Return each line containing "color".
----
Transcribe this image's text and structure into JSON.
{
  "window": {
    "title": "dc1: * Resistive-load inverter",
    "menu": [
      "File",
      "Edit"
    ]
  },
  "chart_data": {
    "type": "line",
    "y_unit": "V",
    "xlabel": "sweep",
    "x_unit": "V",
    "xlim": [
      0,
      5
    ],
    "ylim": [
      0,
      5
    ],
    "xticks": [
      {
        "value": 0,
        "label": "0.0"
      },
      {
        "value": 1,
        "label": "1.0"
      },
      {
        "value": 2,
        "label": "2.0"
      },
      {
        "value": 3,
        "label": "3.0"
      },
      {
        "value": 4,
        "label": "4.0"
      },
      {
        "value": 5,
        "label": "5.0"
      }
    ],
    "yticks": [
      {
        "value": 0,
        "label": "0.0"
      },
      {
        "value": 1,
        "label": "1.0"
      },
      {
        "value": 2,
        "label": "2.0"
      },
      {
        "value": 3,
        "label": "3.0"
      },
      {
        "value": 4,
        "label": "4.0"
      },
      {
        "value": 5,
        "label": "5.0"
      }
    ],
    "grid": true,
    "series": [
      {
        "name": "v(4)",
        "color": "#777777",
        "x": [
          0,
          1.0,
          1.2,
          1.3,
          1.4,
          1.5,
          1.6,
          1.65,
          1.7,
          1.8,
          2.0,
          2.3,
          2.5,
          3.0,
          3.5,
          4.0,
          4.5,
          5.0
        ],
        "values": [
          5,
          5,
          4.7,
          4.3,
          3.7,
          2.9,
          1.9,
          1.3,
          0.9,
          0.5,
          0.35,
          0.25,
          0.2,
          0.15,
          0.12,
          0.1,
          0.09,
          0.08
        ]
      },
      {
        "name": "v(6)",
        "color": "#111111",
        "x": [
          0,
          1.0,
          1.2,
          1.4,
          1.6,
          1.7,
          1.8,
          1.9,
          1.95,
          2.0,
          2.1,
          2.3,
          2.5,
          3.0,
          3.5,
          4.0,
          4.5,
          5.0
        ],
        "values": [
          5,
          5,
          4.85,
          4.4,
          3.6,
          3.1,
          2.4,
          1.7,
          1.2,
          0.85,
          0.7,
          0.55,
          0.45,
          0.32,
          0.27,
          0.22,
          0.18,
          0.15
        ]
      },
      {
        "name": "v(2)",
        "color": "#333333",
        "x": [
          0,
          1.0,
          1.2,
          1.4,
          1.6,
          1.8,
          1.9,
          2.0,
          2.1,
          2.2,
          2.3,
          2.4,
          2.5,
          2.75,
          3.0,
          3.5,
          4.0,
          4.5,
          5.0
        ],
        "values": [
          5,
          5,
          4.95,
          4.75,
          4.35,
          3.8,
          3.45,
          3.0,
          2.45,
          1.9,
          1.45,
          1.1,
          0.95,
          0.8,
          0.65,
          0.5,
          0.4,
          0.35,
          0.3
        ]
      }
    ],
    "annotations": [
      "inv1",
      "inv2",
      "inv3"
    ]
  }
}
----
- Answer for the task -
        "color": "#777777",
        "color": "#111111",
        "color": "#333333",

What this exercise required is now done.